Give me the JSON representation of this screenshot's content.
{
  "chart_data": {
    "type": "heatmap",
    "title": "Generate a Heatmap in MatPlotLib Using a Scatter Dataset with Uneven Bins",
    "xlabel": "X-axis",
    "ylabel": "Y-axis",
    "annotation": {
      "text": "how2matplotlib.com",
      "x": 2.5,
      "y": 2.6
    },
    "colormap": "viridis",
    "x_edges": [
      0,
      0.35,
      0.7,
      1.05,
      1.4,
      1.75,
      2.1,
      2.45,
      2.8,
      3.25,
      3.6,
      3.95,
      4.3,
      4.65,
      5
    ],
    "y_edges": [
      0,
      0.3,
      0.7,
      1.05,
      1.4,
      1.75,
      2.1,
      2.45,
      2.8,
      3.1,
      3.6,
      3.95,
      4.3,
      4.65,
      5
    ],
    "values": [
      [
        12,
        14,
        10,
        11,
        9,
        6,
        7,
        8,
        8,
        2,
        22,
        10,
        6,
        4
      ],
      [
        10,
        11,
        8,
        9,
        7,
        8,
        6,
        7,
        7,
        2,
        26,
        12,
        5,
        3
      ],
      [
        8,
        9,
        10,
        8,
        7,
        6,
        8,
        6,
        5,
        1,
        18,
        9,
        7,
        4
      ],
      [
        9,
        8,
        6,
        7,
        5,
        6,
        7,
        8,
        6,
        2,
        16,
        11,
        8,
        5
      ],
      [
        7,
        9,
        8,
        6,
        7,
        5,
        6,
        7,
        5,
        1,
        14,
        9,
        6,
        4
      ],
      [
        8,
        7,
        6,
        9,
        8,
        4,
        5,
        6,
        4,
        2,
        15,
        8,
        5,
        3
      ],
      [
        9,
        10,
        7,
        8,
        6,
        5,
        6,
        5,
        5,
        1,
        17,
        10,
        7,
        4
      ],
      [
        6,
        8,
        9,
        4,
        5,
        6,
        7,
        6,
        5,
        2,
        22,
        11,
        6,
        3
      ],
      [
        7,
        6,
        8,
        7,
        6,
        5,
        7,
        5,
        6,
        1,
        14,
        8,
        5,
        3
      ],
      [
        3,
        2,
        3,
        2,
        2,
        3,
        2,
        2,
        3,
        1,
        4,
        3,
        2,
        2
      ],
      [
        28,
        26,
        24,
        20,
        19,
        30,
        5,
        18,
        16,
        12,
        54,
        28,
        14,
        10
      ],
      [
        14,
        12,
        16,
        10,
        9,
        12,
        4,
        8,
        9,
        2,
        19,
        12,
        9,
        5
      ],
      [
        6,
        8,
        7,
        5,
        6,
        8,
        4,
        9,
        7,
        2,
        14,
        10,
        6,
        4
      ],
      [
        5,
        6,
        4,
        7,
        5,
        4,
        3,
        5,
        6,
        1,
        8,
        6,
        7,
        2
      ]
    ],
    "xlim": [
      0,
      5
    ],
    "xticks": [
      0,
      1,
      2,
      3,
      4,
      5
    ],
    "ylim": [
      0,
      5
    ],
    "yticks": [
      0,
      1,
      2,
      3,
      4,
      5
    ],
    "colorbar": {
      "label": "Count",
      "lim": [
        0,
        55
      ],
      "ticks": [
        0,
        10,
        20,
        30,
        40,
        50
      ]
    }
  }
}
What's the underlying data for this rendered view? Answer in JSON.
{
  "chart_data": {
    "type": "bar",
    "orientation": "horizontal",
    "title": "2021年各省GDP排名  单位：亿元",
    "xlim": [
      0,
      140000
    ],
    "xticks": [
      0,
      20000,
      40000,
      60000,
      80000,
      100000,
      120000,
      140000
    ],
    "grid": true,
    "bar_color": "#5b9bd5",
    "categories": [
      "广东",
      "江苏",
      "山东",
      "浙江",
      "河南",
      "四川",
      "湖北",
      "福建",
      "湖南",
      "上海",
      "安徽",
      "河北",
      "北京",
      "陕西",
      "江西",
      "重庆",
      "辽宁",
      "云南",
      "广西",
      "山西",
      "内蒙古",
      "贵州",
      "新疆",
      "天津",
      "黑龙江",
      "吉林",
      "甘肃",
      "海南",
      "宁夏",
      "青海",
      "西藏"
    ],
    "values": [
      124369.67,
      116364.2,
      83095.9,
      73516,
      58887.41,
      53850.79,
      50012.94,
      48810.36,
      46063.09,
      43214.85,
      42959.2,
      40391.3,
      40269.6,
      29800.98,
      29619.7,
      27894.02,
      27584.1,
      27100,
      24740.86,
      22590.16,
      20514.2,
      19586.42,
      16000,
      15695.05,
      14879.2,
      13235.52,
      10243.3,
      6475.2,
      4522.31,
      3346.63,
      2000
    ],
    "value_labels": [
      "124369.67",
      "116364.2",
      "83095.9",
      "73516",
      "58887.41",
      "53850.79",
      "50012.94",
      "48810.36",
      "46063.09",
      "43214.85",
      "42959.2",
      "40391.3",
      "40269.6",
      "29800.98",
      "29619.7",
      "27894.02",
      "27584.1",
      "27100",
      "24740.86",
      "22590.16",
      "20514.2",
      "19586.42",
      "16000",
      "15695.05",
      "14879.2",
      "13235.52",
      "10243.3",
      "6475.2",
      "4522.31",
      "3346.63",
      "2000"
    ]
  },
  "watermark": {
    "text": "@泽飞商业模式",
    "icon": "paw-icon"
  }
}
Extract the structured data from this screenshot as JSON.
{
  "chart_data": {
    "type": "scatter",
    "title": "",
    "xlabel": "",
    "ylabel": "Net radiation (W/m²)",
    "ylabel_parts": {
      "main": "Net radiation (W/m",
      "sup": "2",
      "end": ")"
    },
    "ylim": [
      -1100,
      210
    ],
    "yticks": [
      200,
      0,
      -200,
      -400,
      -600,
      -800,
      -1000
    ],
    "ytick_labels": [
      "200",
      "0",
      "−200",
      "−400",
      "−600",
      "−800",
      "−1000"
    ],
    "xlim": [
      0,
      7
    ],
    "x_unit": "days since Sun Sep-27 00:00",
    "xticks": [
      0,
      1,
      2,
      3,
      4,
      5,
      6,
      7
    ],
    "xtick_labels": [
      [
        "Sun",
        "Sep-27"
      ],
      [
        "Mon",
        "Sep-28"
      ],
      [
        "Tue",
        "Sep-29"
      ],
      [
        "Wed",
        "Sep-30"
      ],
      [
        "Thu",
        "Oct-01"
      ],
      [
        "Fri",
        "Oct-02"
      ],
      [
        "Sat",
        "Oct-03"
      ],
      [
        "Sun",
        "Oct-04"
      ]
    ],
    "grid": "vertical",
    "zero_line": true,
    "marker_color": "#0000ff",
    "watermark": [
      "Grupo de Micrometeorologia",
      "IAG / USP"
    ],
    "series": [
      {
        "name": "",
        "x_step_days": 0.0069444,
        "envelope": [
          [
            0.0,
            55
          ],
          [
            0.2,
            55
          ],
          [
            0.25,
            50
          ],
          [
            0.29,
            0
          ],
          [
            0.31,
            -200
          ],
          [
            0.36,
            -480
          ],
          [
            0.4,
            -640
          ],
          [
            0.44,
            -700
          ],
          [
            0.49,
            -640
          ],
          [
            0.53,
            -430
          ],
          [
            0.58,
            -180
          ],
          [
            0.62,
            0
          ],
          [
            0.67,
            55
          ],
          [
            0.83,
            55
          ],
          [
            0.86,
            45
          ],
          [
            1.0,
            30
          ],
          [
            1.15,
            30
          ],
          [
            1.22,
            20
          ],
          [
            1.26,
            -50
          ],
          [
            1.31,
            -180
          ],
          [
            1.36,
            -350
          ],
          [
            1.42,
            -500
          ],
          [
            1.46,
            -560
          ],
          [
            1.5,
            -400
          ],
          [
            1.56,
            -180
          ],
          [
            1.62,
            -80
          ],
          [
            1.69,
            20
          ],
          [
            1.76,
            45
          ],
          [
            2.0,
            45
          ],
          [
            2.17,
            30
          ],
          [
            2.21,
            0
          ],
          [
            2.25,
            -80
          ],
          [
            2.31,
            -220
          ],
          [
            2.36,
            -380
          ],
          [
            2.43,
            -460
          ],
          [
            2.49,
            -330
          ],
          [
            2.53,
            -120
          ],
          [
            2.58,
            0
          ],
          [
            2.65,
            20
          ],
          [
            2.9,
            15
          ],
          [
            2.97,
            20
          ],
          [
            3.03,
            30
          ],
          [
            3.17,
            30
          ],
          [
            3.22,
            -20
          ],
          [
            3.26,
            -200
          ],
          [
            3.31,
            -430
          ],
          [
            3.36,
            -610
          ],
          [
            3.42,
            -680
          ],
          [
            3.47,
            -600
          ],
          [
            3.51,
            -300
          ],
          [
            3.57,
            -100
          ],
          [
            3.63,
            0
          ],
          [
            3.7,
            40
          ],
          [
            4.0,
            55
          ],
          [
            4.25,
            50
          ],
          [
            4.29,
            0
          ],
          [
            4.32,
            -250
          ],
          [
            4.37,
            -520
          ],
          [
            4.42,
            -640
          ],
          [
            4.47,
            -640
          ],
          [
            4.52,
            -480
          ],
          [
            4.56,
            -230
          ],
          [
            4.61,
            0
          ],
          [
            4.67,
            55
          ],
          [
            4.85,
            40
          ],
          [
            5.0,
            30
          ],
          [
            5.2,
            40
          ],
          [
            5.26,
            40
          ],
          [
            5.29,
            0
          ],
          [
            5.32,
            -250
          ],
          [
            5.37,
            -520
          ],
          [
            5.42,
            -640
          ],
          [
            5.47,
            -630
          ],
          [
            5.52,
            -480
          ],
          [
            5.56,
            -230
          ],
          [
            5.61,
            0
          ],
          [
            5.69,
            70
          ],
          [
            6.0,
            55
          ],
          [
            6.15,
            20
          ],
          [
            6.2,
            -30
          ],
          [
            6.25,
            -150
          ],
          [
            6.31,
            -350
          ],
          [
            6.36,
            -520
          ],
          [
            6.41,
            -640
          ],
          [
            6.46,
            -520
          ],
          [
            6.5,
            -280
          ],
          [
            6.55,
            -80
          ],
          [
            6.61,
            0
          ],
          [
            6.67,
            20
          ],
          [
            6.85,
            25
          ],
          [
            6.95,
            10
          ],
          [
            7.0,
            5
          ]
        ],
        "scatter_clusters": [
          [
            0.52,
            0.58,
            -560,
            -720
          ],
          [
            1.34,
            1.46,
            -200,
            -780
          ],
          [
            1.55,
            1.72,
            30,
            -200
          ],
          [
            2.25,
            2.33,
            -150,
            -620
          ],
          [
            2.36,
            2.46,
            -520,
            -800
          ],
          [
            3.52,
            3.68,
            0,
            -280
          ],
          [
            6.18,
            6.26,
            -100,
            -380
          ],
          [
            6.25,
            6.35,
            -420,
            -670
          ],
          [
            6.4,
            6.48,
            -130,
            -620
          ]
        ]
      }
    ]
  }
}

§ Brief
All lines holding the word "JSON" should be picked out and copied.

§ Final answer
Give me the JSON representation of this screenshot's content.
What's the underlying data for this rendered view? Answer in JSON.
Extract the structured data from this screenshot as JSON.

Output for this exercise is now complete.